• [What to produce]:
Gather every line of the entries that includes the word "链轮转动".
** start of Materials provided **
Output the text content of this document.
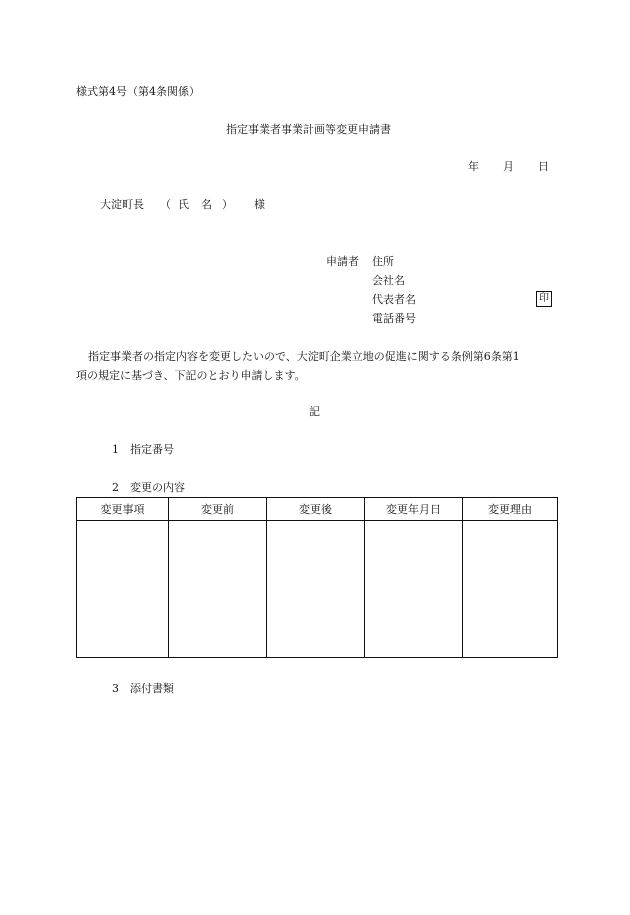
様式第4号（第4条関係）
指定事業者事業計画等変更申請書
年 月 日
大淀町長 （ 氏 名 ） 様
申請者 住所
会社名
代表者名	印
電話番号
指定事業者の指定内容を変更したいので、大淀町企業立地の促進に関する条例第6条第1
項の規定に基づき、下記のとおり申請します。
記
1 指定番号
2 変更の内容
変更事項	変更前	変更後	変更年月日	変更理由

3 添付書類
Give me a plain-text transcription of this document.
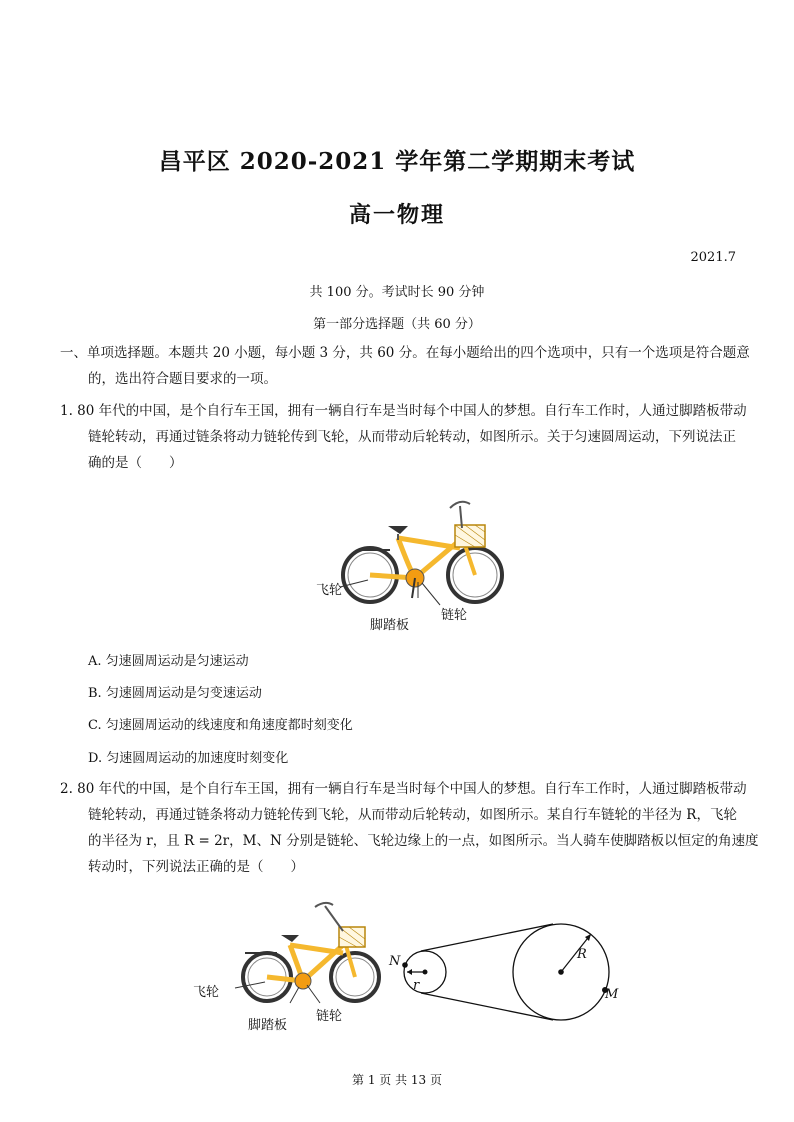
昌平区 2020-2021 学年第二学期期末考试
高一物理
2021.7
共 100 分。考试时长 90 分钟
第一部分选择题（共 60 分）
一、单项选择题。本题共 20 小题，每小题 3 分，共 60 分。在每小题给出的四个选项中，只有一个选项是符合题意
的，选出符合题目要求的一项。
1. 80 年代的中国，是个自行车王国，拥有一辆自行车是当时每个中国人的梦想。自行车工作时，人通过脚踏板带动
链轮转动，再通过链条将动力链轮传到飞轮，从而带动后轮转动，如图所示。关于匀速圆周运动，下列说法正
确的是（　　）
飞轮
链轮
脚踏板
A. 匀速圆周运动是匀速运动
B. 匀速圆周运动是匀变速运动
C. 匀速圆周运动的线速度和角速度都时刻变化
D. 匀速圆周运动的加速度时刻变化
2. 80 年代的中国，是个自行车王国，拥有一辆自行车是当时每个中国人的梦想。自行车工作时，人通过脚踏板带动
链轮转动，再通过链条将动力链轮传到飞轮，从而带动后轮转动，如图所示。某自行车链轮的半径为 R，飞轮
的半径为 r，且 R = 2r，M、N 分别是链轮、飞轮边缘上的一点，如图所示。当人骑车使脚踏板以恒定的角速度
转动时，下列说法正确的是（　　）
飞轮
脚踏板
链轮
N
r
R
M
第 1 页 共 13 页
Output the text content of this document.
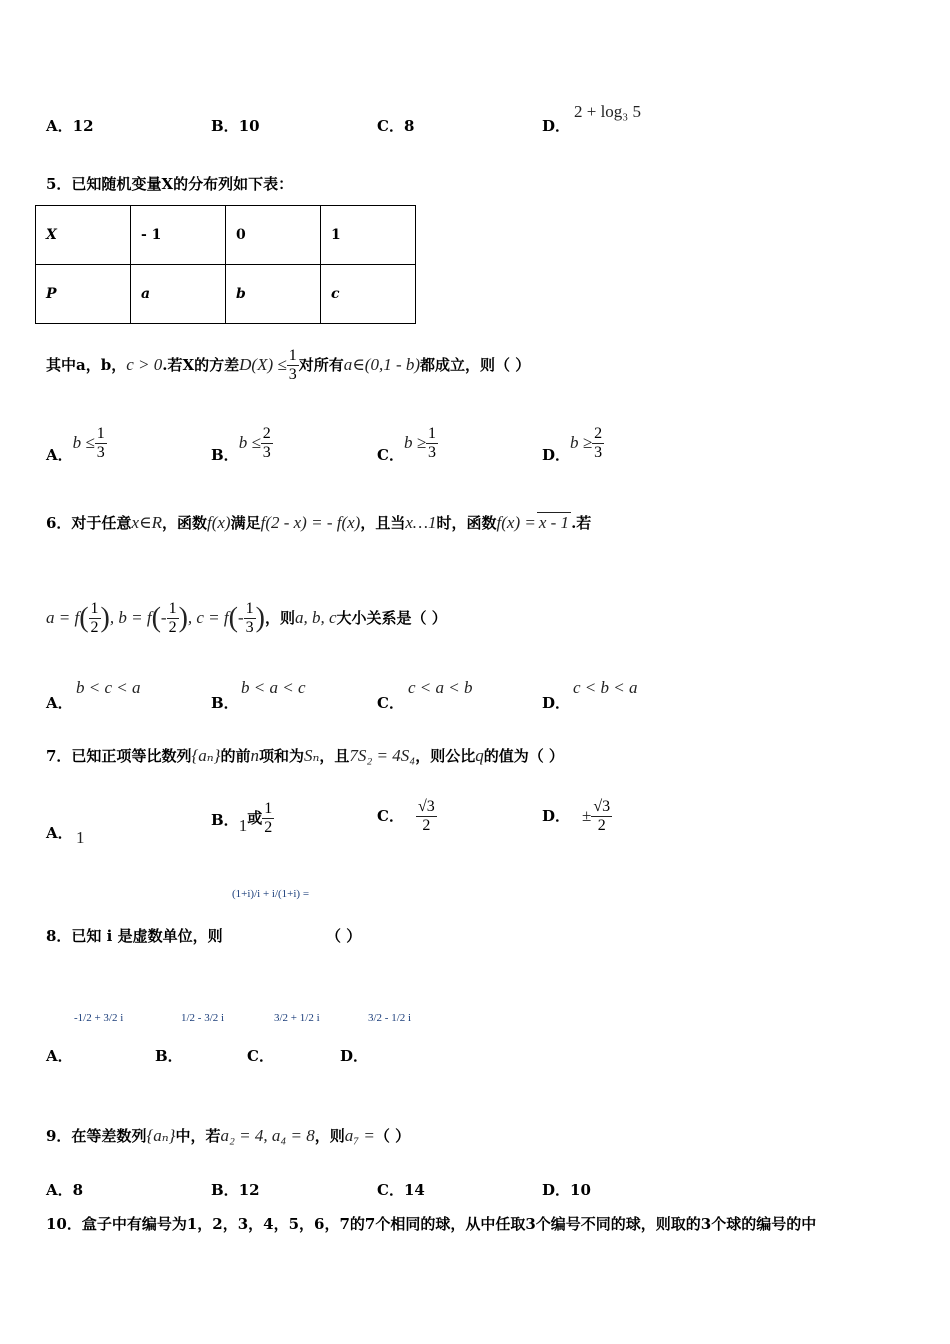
A．12	B．10	C．8	D．
2 + log₃ 5
5．已知随机变量X的分布列如下表：
X	- 1	0	1
P	a	b	c
其中a，b，c > 0.若X的方差$D(X) \le \frac{1}{3}$ 对所有a∈(0,1 - b)都成立，则（ ）
A．$b \le \frac{1}{3}$	B．$b \le \frac{2}{3}$	C．$b \ge \frac{1}{3}$	D．$b \ge \frac{2}{3}$
6．对于任意x∈R，函数f(x)满足f(2 - x) = - f(x)，且当x…1时，函数f(x) = x - 1 .若
$a = f( \frac{1}{2}$ ), $b = f(- \frac{1}{2}$ ), $c = f(- \frac{1}{3}$ )，则a, b, c大小关系是（ ）
A．
b < c < a
B．
b < a < c
C．
c < a < b
D．
c < b < a
7．已知正项等比数列{aₙ}的前n项和为Sₙ，且7S₂ = 4S₄，则公比q的值为（ ）
A． 1
B．1或 $\frac{1}{2}$	C． $\frac{√3}{2}$	D． ± $\frac{√3}{2}$
(1+i)/i + i/(1+i) =
8．已知 i 是虚数单位，则	（ ）
-1/2 + 3/2 i	1/2 - 3/2 i	3/2 + 1/2 i	3/2 - 1/2 i
A．	B．	C．	D．
9．在等差数列{aₙ}中，若a₂ = 4, a₄ = 8，则a₇ =（ ）
A．8	B．12	C．14	D．10
10．盒子中有编号为1，2，3，4，5，6，7的7个相同的球，从中任取3个编号不同的球，则取的3个球的编号的中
** end of Materials provided **
• [Response]:
链轮转动，再通过链条将动力链轮传到飞轮，从而带动后轮转动，如图所示。关于匀速圆周运动，下列说法正
链轮转动，再通过链条将动力链轮传到飞轮，从而带动后轮转动，如图所示。某自行车链轮的半径为 R，飞轮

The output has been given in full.